Stored data>

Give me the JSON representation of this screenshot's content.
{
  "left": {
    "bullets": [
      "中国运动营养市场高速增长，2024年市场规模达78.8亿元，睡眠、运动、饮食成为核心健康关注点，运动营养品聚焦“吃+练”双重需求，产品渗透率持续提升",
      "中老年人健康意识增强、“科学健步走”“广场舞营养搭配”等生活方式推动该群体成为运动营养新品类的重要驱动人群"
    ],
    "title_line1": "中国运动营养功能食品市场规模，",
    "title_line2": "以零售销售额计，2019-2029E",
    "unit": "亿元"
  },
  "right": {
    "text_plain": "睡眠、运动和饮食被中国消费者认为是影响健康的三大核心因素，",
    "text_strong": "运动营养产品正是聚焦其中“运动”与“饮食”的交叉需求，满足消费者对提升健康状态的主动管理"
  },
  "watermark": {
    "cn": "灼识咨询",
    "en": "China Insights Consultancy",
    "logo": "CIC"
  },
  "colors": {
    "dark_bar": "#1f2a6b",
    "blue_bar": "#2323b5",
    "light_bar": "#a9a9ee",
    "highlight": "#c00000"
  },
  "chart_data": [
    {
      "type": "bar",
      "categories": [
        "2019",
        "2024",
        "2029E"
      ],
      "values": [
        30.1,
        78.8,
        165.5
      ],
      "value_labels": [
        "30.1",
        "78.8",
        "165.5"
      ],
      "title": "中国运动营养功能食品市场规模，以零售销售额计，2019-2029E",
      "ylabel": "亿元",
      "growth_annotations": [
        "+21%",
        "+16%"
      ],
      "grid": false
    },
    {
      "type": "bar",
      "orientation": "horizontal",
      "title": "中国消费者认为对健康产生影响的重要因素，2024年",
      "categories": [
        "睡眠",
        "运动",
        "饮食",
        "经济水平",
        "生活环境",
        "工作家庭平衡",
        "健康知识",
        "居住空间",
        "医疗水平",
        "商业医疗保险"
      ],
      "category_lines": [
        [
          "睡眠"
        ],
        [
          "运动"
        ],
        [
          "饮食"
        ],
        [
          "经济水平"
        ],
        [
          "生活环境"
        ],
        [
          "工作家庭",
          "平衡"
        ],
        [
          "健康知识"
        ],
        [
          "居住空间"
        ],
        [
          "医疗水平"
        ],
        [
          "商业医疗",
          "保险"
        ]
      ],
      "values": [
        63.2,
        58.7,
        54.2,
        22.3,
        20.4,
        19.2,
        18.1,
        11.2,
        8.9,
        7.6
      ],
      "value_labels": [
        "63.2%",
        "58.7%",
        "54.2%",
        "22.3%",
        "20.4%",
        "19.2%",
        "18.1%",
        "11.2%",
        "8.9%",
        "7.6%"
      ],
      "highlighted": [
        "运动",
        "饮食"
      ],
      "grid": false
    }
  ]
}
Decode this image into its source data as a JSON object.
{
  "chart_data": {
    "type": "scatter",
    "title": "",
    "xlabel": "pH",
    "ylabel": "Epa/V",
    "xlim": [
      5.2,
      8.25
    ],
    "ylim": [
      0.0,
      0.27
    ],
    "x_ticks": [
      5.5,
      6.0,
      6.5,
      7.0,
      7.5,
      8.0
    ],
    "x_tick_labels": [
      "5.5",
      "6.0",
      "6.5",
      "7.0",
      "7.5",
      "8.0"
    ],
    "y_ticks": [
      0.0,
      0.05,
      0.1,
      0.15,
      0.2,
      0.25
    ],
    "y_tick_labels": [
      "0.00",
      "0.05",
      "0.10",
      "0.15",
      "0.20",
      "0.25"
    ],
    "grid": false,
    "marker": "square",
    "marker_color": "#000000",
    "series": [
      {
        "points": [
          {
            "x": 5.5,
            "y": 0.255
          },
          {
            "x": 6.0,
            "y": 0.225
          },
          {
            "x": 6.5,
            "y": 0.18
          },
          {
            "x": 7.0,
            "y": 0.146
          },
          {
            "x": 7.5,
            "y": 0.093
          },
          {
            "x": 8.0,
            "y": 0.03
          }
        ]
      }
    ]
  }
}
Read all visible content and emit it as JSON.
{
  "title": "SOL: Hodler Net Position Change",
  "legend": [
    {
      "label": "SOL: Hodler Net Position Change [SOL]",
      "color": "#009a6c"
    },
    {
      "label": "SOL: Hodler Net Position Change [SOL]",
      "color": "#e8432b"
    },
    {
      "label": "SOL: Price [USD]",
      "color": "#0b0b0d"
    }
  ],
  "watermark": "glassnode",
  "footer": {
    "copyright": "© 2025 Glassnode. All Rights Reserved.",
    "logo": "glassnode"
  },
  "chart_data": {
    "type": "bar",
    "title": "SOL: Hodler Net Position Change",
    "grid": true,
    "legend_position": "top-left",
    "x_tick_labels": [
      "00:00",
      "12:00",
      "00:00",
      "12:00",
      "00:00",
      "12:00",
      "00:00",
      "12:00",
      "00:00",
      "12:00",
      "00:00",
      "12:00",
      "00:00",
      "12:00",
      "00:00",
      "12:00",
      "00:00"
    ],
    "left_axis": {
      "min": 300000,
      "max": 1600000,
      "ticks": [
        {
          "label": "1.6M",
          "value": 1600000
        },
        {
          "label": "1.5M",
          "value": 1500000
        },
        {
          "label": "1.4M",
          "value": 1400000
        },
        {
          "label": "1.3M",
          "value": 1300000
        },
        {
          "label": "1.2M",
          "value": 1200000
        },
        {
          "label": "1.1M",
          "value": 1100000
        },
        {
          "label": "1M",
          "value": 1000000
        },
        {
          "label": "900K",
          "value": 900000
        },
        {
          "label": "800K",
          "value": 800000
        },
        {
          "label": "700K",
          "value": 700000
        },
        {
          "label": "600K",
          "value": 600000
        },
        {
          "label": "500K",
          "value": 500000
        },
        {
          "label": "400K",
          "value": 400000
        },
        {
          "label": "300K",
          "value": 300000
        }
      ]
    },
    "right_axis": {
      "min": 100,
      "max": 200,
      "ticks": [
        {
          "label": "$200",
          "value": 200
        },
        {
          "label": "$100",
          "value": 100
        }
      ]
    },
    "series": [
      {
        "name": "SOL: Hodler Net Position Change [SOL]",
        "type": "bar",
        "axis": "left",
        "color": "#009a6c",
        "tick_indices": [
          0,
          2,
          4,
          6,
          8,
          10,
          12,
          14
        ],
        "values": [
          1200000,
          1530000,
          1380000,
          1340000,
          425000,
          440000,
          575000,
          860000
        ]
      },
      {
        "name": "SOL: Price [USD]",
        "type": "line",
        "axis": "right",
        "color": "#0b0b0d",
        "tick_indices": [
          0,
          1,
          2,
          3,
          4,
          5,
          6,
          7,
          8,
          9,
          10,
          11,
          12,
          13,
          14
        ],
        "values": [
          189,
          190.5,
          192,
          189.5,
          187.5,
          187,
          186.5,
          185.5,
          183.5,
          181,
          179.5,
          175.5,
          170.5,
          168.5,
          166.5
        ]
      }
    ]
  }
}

Your goal> From the records above, extract every entry verbatim.

Correct output>
Give me the JSON representation of this screenshot's content.
{
  "left": {
    "bullets": [
      "中国运动营养市场高速增长，2024年市场规模达78.8亿元，睡眠、运动、饮食成为核心健康关注点，运动营养品聚焦“吃+练”双重需求，产品渗透率持续提升",
      "中老年人健康意识增强、“科学健步走”“广场舞营养搭配”等生活方式推动该群体成为运动营养新品类的重要驱动人群"
    ],
    "title_line1": "中国运动营养功能食品市场规模，",
    "title_line2": "以零售销售额计，2019-2029E",
    "unit": "亿元"
  },
  "right": {
    "text_plain": "睡眠、运动和饮食被中国消费者认为是影响健康的三大核心因素，",
    "text_strong": "运动营养产品正是聚焦其中“运动”与“饮食”的交叉需求，满足消费者对提升健康状态的主动管理"
  },
  "watermark": {
    "cn": "灼识咨询",
    "en": "China Insights Consultancy",
    "logo": "CIC"
  },
  "colors": {
    "dark_bar": "#1f2a6b",
    "blue_bar": "#2323b5",
    "light_bar": "#a9a9ee",
    "highlight": "#c00000"
  },
  "chart_data": [
    {
      "type": "bar",
      "categories": [
        "2019",
        "2024",
        "2029E"
      ],
      "values": [
        30.1,
        78.8,
        165.5
      ],
      "value_labels": [
        "30.1",
        "78.8",
        "165.5"
      ],
      "title": "中国运动营养功能食品市场规模，以零售销售额计，2019-2029E",
      "ylabel": "亿元",
      "growth_annotations": [
        "+21%",
        "+16%"
      ],
      "grid": false
    },
    {
      "type": "bar",
      "orientation": "horizontal",
      "title": "中国消费者认为对健康产生影响的重要因素，2024年",
      "categories": [
        "睡眠",
        "运动",
        "饮食",
        "经济水平",
        "生活环境",
        "工作家庭平衡",
        "健康知识",
        "居住空间",
        "医疗水平",
        "商业医疗保险"
      ],
      "category_lines": [
        [
          "睡眠"
        ],
        [
          "运动"
        ],
        [
          "饮食"
        ],
        [
          "经济水平"
        ],
        [
          "生活环境"
        ],
        [
          "工作家庭",
          "平衡"
        ],
        [
          "健康知识"
        ],
        [
          "居住空间"
        ],
        [
          "医疗水平"
        ],
        [
          "商业医疗",
          "保险"
        ]
      ],
      "values": [
        63.2,
        58.7,
        54.2,
        22.3,
        20.4,
        19.2,
        18.1,
        11.2,
        8.9,
        7.6
      ],
      "value_labels": [
        "63.2%",
        "58.7%",
        "54.2%",
        "22.3%",
        "20.4%",
        "19.2%",
        "18.1%",
        "11.2%",
        "8.9%",
        "7.6%"
      ],
      "highlighted": [
        "运动",
        "饮食"
      ],
      "grid": false
    }
  ]
}
Decode this image into its source data as a JSON object.
{
  "chart_data": {
    "type": "scatter",
    "title": "",
    "xlabel": "pH",
    "ylabel": "Epa/V",
    "xlim": [
      5.2,
      8.25
    ],
    "ylim": [
      0.0,
      0.27
    ],
    "x_ticks": [
      5.5,
      6.0,
      6.5,
      7.0,
      7.5,
      8.0
    ],
    "x_tick_labels": [
      "5.5",
      "6.0",
      "6.5",
      "7.0",
      "7.5",
      "8.0"
    ],
    "y_ticks": [
      0.0,
      0.05,
      0.1,
      0.15,
      0.2,
      0.25
    ],
    "y_tick_labels": [
      "0.00",
      "0.05",
      "0.10",
      "0.15",
      "0.20",
      "0.25"
    ],
    "grid": false,
    "marker": "square",
    "marker_color": "#000000",
    "series": [
      {
        "points": [
          {
            "x": 5.5,
            "y": 0.255
          },
          {
            "x": 6.0,
            "y": 0.225
          },
          {
            "x": 6.5,
            "y": 0.18
          },
          {
            "x": 7.0,
            "y": 0.146
          },
          {
            "x": 7.5,
            "y": 0.093
          },
          {
            "x": 8.0,
            "y": 0.03
          }
        ]
      }
    ]
  }
}
Read all visible content and emit it as JSON.
{
  "title": "SOL: Hodler Net Position Change",
  "legend": [
    {
      "label": "SOL: Hodler Net Position Change [SOL]",
      "color": "#009a6c"
    },
    {
      "label": "SOL: Hodler Net Position Change [SOL]",
      "color": "#e8432b"
    },
    {
      "label": "SOL: Price [USD]",
      "color": "#0b0b0d"
    }
  ],
  "watermark": "glassnode",
  "footer": {
    "copyright": "© 2025 Glassnode. All Rights Reserved.",
    "logo": "glassnode"
  },
  "chart_data": {
    "type": "bar",
    "title": "SOL: Hodler Net Position Change",
    "grid": true,
    "legend_position": "top-left",
    "x_tick_labels": [
      "00:00",
      "12:00",
      "00:00",
      "12:00",
      "00:00",
      "12:00",
      "00:00",
      "12:00",
      "00:00",
      "12:00",
      "00:00",
      "12:00",
      "00:00",
      "12:00",
      "00:00",
      "12:00",
      "00:00"
    ],
    "left_axis": {
      "min": 300000,
      "max": 1600000,
      "ticks": [
        {
          "label": "1.6M",
          "value": 1600000
        },
        {
          "label": "1.5M",
          "value": 1500000
        },
        {
          "label": "1.4M",
          "value": 1400000
        },
        {
          "label": "1.3M",
          "value": 1300000
        },
        {
          "label": "1.2M",
          "value": 1200000
        },
        {
          "label": "1.1M",
          "value": 1100000
        },
        {
          "label": "1M",
          "value": 1000000
        },
        {
          "label": "900K",
          "value": 900000
        },
        {
          "label": "800K",
          "value": 800000
        },
        {
          "label": "700K",
          "value": 700000
        },
        {
          "label": "600K",
          "value": 600000
        },
        {
          "label": "500K",
          "value": 500000
        },
        {
          "label": "400K",
          "value": 400000
        },
        {
          "label": "300K",
          "value": 300000
        }
      ]
    },
    "right_axis": {
      "min": 100,
      "max": 200,
      "ticks": [
        {
          "label": "$200",
          "value": 200
        },
        {
          "label": "$100",
          "value": 100
        }
      ]
    },
    "series": [
      {
        "name": "SOL: Hodler Net Position Change [SOL]",
        "type": "bar",
        "axis": "left",
        "color": "#009a6c",
        "tick_indices": [
          0,
          2,
          4,
          6,
          8,
          10,
          12,
          14
        ],
        "values": [
          1200000,
          1530000,
          1380000,
          1340000,
          425000,
          440000,
          575000,
          860000
        ]
      },
      {
        "name": "SOL: Price [USD]",
        "type": "line",
        "axis": "right",
        "color": "#0b0b0d",
        "tick_indices": [
          0,
          1,
          2,
          3,
          4,
          5,
          6,
          7,
          8,
          9,
          10,
          11,
          12,
          13,
          14
        ],
        "values": [
          189,
          190.5,
          192,
          189.5,
          187.5,
          187,
          186.5,
          185.5,
          183.5,
          181,
          179.5,
          175.5,
          170.5,
          168.5,
          166.5
        ]
      }
    ]
  }
}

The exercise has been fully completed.